Copy the lines that follow, keeping every character the same.

[Collected data entries]
----

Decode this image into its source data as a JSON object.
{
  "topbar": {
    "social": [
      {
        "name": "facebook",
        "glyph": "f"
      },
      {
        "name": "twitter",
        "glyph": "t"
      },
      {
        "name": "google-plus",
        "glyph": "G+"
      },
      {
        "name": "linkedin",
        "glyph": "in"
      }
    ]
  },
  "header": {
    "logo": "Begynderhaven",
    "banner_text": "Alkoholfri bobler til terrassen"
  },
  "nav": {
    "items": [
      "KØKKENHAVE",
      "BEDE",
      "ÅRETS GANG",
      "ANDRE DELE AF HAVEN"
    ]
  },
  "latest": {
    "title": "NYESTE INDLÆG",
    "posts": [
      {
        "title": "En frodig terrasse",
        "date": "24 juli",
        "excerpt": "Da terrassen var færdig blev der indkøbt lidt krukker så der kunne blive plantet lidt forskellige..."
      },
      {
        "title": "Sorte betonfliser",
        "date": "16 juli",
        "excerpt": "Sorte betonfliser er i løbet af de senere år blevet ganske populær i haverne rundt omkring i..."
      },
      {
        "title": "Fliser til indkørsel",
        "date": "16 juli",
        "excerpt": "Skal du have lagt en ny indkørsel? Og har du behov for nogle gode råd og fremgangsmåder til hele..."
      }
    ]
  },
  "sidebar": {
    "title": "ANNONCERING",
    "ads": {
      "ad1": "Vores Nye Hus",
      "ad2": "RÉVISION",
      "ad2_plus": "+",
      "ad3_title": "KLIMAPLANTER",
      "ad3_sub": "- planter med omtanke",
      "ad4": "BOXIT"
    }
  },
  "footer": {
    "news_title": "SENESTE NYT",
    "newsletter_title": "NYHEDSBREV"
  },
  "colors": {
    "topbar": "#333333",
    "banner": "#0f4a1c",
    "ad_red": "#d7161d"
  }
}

----

### CORRECT OUTPUT
Decode this image into its source data as a JSON object.
{
  "topbar": {
    "social": [
      {
        "name": "facebook",
        "glyph": "f"
      },
      {
        "name": "twitter",
        "glyph": "t"
      },
      {
        "name": "google-plus",
        "glyph": "G+"
      },
      {
        "name": "linkedin",
        "glyph": "in"
      }
    ]
  },
  "header": {
    "logo": "Begynderhaven",
    "banner_text": "Alkoholfri bobler til terrassen"
  },
  "nav": {
    "items": [
      "KØKKENHAVE",
      "BEDE",
      "ÅRETS GANG",
      "ANDRE DELE AF HAVEN"
    ]
  },
  "latest": {
    "title": "NYESTE INDLÆG",
    "posts": [
      {
        "title": "En frodig terrasse",
        "date": "24 juli",
        "excerpt": "Da terrassen var færdig blev der indkøbt lidt krukker så der kunne blive plantet lidt forskellige..."
      },
      {
        "title": "Sorte betonfliser",
        "date": "16 juli",
        "excerpt": "Sorte betonfliser er i løbet af de senere år blevet ganske populær i haverne rundt omkring i..."
      },
      {
        "title": "Fliser til indkørsel",
        "date": "16 juli",
        "excerpt": "Skal du have lagt en ny indkørsel? Og har du behov for nogle gode råd og fremgangsmåder til hele..."
      }
    ]
  },
  "sidebar": {
    "title": "ANNONCERING",
    "ads": {
      "ad1": "Vores Nye Hus",
      "ad2": "RÉVISION",
      "ad2_plus": "+",
      "ad3_title": "KLIMAPLANTER",
      "ad3_sub": "- planter med omtanke",
      "ad4": "BOXIT"
    }
  },
  "footer": {
    "news_title": "SENESTE NYT",
    "newsletter_title": "NYHEDSBREV"
  },
  "colors": {
    "topbar": "#333333",
    "banner": "#0f4a1c",
    "ad_red": "#d7161d"
  }
}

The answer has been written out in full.